-- Requirement --
In the entries that follow, how many lines hold the string "производства"? Give only that number.

-- Data extract --
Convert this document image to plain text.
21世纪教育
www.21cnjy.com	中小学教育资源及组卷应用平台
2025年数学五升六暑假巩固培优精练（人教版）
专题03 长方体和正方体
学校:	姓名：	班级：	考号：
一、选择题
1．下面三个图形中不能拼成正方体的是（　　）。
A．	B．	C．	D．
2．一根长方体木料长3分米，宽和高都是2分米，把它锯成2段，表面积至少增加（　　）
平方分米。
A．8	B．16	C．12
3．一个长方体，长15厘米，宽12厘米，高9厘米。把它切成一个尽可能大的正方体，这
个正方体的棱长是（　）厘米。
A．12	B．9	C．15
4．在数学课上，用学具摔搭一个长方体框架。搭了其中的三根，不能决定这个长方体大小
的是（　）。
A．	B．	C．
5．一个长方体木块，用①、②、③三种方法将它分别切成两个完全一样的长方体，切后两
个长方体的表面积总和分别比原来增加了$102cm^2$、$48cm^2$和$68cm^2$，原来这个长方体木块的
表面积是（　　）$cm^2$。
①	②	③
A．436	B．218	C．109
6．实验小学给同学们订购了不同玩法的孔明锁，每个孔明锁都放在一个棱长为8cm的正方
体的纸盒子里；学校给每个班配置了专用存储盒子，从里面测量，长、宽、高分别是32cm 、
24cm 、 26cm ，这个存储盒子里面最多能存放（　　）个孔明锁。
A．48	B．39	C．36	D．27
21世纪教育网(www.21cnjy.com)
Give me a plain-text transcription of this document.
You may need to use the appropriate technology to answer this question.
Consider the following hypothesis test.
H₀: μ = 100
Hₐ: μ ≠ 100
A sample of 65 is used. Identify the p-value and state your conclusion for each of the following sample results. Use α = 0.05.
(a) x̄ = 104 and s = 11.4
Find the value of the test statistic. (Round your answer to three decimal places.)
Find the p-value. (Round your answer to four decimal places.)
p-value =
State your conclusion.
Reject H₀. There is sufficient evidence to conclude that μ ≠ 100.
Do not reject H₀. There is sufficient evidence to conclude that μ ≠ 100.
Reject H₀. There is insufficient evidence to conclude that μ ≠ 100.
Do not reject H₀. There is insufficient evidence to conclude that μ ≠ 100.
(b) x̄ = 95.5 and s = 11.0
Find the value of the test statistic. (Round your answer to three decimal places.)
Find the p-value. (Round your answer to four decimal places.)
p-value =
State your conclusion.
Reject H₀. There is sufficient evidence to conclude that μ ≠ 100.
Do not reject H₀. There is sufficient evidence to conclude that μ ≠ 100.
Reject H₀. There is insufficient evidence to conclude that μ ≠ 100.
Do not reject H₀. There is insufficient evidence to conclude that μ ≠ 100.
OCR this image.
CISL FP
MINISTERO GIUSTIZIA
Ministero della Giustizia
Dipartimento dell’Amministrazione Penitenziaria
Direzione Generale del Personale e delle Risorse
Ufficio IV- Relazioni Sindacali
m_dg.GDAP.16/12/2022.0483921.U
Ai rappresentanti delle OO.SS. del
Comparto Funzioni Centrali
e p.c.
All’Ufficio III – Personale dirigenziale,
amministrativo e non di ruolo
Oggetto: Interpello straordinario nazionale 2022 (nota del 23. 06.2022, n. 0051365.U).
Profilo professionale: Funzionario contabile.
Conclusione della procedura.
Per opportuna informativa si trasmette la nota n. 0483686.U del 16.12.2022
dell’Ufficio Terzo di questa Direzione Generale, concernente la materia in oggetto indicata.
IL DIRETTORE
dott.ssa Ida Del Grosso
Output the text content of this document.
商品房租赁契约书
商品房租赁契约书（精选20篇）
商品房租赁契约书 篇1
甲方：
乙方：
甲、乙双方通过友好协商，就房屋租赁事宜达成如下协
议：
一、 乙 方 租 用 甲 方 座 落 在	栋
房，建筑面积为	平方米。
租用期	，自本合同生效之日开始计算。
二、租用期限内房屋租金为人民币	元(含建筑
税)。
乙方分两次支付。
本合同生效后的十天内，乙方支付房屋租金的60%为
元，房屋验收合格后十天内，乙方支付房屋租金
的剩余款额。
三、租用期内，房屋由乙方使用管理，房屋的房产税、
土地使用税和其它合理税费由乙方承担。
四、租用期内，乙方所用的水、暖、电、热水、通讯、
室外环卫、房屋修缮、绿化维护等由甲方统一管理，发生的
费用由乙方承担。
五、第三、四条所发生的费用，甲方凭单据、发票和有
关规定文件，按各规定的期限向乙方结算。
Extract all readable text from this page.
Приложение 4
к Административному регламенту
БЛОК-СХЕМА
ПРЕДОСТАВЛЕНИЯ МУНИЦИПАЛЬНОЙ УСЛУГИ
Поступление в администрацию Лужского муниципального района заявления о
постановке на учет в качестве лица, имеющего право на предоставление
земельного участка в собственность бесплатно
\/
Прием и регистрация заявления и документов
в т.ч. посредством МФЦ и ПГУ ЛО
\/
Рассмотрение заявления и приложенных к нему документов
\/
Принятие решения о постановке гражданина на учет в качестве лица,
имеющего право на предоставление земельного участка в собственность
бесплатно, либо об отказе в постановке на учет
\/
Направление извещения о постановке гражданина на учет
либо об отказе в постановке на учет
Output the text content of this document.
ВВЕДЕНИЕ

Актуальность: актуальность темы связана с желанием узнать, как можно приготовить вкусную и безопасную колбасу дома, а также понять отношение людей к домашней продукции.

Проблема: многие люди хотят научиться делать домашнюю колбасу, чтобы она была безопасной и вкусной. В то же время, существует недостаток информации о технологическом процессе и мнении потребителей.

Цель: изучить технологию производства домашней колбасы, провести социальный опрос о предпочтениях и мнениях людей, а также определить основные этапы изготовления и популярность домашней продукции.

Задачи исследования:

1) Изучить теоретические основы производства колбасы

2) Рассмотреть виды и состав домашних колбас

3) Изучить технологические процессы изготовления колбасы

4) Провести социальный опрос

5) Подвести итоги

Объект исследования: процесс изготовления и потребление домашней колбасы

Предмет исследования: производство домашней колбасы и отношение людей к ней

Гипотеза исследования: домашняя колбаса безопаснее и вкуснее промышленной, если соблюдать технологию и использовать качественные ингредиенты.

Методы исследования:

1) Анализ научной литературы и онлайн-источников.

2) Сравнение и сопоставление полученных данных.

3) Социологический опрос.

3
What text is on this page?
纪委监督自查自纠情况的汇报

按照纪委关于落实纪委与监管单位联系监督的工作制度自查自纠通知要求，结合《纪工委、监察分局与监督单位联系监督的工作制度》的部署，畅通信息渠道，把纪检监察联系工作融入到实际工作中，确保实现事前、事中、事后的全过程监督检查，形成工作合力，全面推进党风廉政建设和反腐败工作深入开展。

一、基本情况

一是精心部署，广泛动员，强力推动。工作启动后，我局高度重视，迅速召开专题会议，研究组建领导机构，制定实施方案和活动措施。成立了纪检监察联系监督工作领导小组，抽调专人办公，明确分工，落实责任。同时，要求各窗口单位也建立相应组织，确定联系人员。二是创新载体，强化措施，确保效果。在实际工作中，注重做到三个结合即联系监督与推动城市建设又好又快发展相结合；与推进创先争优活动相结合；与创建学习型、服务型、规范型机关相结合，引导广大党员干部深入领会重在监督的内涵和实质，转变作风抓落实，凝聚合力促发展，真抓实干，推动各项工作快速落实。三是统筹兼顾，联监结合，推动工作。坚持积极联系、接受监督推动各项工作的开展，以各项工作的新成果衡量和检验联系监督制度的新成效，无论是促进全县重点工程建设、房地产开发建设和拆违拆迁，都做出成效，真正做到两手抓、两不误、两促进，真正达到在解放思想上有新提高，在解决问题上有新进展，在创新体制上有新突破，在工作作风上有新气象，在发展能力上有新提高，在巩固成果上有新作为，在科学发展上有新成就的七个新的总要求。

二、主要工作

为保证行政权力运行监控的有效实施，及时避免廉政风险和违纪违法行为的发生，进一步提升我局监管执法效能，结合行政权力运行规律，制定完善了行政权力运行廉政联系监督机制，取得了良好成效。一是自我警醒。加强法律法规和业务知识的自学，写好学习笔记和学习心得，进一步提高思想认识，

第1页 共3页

-- Answer for this exercise --
2